*** INPUT DATA

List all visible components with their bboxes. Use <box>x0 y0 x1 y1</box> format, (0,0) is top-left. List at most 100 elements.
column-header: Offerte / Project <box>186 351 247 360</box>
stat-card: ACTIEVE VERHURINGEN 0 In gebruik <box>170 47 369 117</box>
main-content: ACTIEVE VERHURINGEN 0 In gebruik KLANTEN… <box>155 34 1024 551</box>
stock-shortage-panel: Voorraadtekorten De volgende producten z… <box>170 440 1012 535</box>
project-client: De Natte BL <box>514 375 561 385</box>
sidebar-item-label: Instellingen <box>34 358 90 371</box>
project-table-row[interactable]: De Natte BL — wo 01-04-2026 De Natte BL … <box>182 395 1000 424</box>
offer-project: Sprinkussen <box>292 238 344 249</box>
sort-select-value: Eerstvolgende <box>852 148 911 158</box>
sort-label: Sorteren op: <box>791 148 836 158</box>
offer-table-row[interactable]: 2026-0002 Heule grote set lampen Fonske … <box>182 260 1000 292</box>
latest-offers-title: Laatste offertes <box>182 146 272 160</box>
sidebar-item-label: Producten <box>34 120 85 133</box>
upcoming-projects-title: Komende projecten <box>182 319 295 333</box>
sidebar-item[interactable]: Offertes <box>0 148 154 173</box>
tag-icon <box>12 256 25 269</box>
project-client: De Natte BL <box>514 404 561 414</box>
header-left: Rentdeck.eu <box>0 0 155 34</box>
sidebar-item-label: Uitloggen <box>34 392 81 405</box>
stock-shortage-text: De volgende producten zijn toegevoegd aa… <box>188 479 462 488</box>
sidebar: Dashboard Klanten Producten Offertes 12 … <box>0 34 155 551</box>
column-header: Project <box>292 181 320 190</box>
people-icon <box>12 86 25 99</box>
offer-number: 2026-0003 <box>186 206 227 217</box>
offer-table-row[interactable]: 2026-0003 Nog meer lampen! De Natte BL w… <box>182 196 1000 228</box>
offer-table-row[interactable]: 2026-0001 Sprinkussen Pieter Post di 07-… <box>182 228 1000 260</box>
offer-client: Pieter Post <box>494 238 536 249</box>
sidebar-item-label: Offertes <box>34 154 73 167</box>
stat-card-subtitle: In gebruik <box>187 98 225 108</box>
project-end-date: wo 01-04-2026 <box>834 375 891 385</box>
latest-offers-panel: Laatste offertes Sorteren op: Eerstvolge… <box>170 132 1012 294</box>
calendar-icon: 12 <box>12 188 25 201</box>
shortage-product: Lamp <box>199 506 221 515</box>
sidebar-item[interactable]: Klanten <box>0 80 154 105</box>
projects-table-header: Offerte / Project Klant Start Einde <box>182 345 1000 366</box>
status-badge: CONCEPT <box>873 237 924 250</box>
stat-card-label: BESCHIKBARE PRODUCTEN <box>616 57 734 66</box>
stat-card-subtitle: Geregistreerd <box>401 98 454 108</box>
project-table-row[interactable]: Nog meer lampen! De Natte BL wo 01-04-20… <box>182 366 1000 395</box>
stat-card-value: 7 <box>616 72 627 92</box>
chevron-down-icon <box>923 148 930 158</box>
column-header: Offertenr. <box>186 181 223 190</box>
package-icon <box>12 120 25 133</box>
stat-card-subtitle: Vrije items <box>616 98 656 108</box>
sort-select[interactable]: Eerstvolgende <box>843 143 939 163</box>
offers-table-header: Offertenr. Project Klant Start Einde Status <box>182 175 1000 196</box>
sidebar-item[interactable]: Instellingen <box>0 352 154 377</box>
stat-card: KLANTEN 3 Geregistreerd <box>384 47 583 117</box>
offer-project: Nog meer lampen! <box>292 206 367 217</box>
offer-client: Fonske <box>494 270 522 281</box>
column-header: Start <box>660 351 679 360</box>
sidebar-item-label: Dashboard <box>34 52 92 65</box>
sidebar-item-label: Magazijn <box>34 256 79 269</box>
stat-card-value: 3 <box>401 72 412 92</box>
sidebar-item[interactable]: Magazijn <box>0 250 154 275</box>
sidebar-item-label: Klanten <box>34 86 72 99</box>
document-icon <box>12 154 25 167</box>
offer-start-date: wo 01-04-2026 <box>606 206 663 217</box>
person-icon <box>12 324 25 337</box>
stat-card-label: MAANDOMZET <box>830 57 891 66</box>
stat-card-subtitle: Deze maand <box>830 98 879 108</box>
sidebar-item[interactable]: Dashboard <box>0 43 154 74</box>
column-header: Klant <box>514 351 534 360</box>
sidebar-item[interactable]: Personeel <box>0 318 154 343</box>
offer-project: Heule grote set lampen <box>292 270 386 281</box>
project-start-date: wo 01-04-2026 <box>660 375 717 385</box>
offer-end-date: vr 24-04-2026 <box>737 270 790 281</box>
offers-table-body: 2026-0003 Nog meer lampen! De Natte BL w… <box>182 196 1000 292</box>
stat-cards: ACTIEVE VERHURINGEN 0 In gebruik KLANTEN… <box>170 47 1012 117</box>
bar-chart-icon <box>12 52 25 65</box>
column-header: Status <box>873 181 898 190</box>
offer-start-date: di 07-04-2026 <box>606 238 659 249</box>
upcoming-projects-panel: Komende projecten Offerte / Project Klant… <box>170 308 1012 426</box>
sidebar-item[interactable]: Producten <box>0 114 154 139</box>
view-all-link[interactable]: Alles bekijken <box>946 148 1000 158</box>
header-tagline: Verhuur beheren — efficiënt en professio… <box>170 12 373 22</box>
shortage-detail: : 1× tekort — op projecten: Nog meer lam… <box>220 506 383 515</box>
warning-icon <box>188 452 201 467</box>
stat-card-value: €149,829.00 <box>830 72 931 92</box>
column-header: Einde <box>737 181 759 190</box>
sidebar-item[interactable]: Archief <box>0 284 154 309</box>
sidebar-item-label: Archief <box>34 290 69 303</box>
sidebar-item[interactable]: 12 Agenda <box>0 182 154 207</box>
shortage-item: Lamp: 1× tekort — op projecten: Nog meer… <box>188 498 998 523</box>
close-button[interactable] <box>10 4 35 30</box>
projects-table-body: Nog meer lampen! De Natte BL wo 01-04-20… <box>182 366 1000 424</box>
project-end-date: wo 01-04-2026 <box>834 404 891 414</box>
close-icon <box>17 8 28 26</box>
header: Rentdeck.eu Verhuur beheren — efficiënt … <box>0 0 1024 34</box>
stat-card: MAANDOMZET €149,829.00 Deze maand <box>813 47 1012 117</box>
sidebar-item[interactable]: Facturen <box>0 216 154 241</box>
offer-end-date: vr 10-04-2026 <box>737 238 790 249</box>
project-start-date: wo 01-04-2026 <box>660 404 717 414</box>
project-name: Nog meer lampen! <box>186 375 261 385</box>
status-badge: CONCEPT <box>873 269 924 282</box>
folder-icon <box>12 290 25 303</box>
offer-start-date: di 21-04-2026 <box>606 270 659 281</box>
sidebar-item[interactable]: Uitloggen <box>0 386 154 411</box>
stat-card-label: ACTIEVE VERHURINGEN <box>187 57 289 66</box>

******

Can you put the lines above into a JSON list of strings, with one string for each line and any blank lines left out?

[
  "List all visible components with their bboxes. Use <box>x0 y0 x1 y1</box> format, (0,0) is top-left. List at most 100 elements.",
  "column-header: Offerte / Project <box>186 351 247 360</box>",
  "stat-card: ACTIEVE VERHURINGEN 0 In gebruik <box>170 47 369 117</box>",
  "main-content: ACTIEVE VERHURINGEN 0 In gebruik KLANTEN… <box>155 34 1024 551</box>",
  "stock-shortage-panel: Voorraadtekorten De volgende producten z… <box>170 440 1012 535</box>",
  "project-client: De Natte BL <box>514 375 561 385</box>",
  "sidebar-item-label: Instellingen <box>34 358 90 371</box>",
  "project-table-row[interactable]: De Natte BL — wo 01-04-2026 De Natte BL … <box>182 395 1000 424</box>",
  "offer-project: Sprinkussen <box>292 238 344 249</box>",
  "sort-select-value: Eerstvolgende <box>852 148 911 158</box>",
  "sort-label: Sorteren op: <box>791 148 836 158</box>",
  "offer-table-row[interactable]: 2026-0002 Heule grote set lampen Fonske … <box>182 260 1000 292</box>",
  "latest-offers-title: Laatste offertes <box>182 146 272 160</box>",
  "sidebar-item-label: Producten <box>34 120 85 133</box>",
  "upcoming-projects-title: Komende projecten <box>182 319 295 333</box>",
  "sidebar-item[interactable]: Offertes <box>0 148 154 173</box>",
  "tag-icon <box>12 256 25 269</box>",
  "project-client: De Natte BL <box>514 404 561 414</box>",
  "header-left: Rentdeck.eu <box>0 0 155 34</box>",
  "sidebar-item-label: Uitloggen <box>34 392 81 405</box>",
  "stock-shortage-text: De volgende producten zijn toegevoegd aa… <box>188 479 462 488</box>",
  "sidebar: Dashboard Klanten Producten Offertes 12 … <box>0 34 155 551</box>",
  "column-header: Project <box>292 181 320 190</box>",
  "people-icon <box>12 86 25 99</box>",
  "offer-number: 2026-0003 <box>186 206 227 217</box>",
  "offer-table-row[interactable]: 2026-0003 Nog meer lampen! De Natte BL w… <box>182 196 1000 228</box>",
  "offer-table-row[interactable]: 2026-0001 Sprinkussen Pieter Post di 07-… <box>182 228 1000 260</box>",
  "offer-client: Pieter Post <box>494 238 536 249</box>",
  "sidebar-item-label: Offertes <box>34 154 73 167</box>",
  "stat-card-subtitle: In gebruik <box>187 98 225 108</box>",
  "project-end-date: wo 01-04-2026 <box>834 375 891 385</box>",
  "latest-offers-panel: Laatste offertes Sorteren op: Eerstvolge… <box>170 132 1012 294</box>",
  "calendar-icon: 12 <box>12 188 25 201</box>",
  "shortage-product: Lamp <box>199 506 221 515</box>",
  "sidebar-item[interactable]: Klanten <box>0 80 154 105</box>",
  "projects-table-header: Offerte / Project Klant Start Einde <box>182 345 1000 366</box>",
  "status-badge: CONCEPT <box>873 237 924 250</box>",
  "stat-card-label: BESCHIKBARE PRODUCTEN <box>616 57 734 66</box>",
  "stat-card-subtitle: Geregistreerd <box>401 98 454 108</box>",
  "project-table-row[interactable]: Nog meer lampen! De Natte BL wo 01-04-20… <box>182 366 1000 395</box>",
  "stat-card-value: 7 <box>616 72 627 92</box>",
  "chevron-down-icon <box>923 148 930 158</box>",
  "column-header: Offertenr. <box>186 181 223 190</box>",
  "package-icon <box>12 120 25 133</box>",
  "stat-card-subtitle: Vrije items <box>616 98 656 108</box>",
  "sort-select[interactable]: Eerstvolgende <box>843 143 939 163</box>",
  "offers-table-header: Offertenr. Project Klant Start Einde Status <box>182 175 1000 196</box>",
  "sidebar-item[interactable]: Instellingen <box>0 352 154 377</box>",
  "stat-card: KLANTEN 3 Geregistreerd <box>384 47 583 117</box>",
  "offer-project: Nog meer lampen! <box>292 206 367 217</box>",
  "offer-client: Fonske <box>494 270 522 281</box>",
  "column-header: Start <box>660 351 679 360</box>",
  "sidebar-item-label: Dashboard <box>34 52 92 65</box>",
  "sidebar-item-label: Magazijn <box>34 256 79 269</box>",
  "stat-card-value: 3 <box>401 72 412 92</box>",
  "sidebar-item[interactable]: Magazijn <box>0 250 154 275</box>",
  "sidebar-item-label: Klanten <box>34 86 72 99</box>",
  "document-icon <box>12 154 25 167</box>",
  "offer-start-date: wo 01-04-2026 <box>606 206 663 217</box>",
  "person-icon <box>12 324 25 337</box>",
  "stat-card-label: MAANDOMZET <box>830 57 891 66</box>",
  "stat-card-subtitle: Deze maand <box>830 98 879 108</box>",
  "sidebar-item[interactable]: Dashboard <box>0 43 154 74</box>",
  "column-header: Klant <box>514 351 534 360</box>",
  "sidebar-item[interactable]: Personeel <box>0 318 154 343</box>",
  "offer-project: Heule grote set lampen <box>292 270 386 281</box>",
  "project-start-date: wo 01-04-2026 <box>660 375 717 385</box>",
  "offer-end-date: vr 24-04-2026 <box>737 270 790 281</box>",
  "offers-table-body: 2026-0003 Nog meer lampen! De Natte BL w… <box>182 196 1000 292</box>",
  "stat-cards: ACTIEVE VERHURINGEN 0 In gebruik KLANTEN… <box>170 47 1012 117</box>",
  "bar-chart-icon <box>12 52 25 65</box>",
  "column-header: Status <box>873 181 898 190</box>",
  "offer-start-date: di 07-04-2026 <box>606 238 659 249</box>",
  "upcoming-projects-panel: Komende projecten Offerte / Project Klant… <box>170 308 1012 426</box>",
  "sidebar-item[interactable]: Producten <box>0 114 154 139</box>",
  "view-all-link[interactable]: Alles bekijken <box>946 148 1000 158</box>",
  "header-tagline: Verhuur beheren — efficiënt en professio… <box>170 12 373 22</box>",
  "shortage-detail: : 1× tekort — op projecten: Nog meer lam… <box>220 506 383 515</box>",
  "warning-icon <box>188 452 201 467</box>",
  "stat-card-value: €149,829.00 <box>830 72 931 92</box>",
  "column-header: Einde <box>737 181 759 190</box>",
  "sidebar-item[interactable]: Archief <box>0 284 154 309</box>",
  "sidebar-item-label: Archief <box>34 290 69 303</box>",
  "sidebar-item[interactable]: 12 Agenda <box>0 182 154 207</box>",
  "shortage-item: Lamp: 1× tekort — op projecten: Nog meer… <box>188 498 998 523</box>",
  "close-button[interactable] <box>10 4 35 30</box>",
  "projects-table-body: Nog meer lampen! De Natte BL wo 01-04-20… <box>182 366 1000 424</box>",
  "project-end-date: wo 01-04-2026 <box>834 404 891 414</box>",
  "close-icon <box>17 8 28 26</box>",
  "header: Rentdeck.eu Verhuur beheren — efficiënt … <box>0 0 1024 34</box>",
  "stat-card: MAANDOMZET €149,829.00 Deze maand <box>813 47 1012 117</box>",
  "sidebar-item[interactable]: Facturen <box>0 216 154 241</box>",
  "offer-end-date: vr 10-04-2026 <box>737 238 790 249</box>",
  "project-start-date: wo 01-04-2026 <box>660 404 717 414</box>",
  "project-name: Nog meer lampen! <box>186 375 261 385</box>",
  "status-badge: CONCEPT <box>873 269 924 282</box>",
  "folder-icon <box>12 290 25 303</box>",
  "offer-start-date: di 21-04-2026 <box>606 270 659 281</box>",
  "sidebar-item[interactable]: Uitloggen <box>0 386 154 411</box>",
  "stat-card-label: ACTIEVE VERHURINGEN <box>187 57 289 66</box>"
]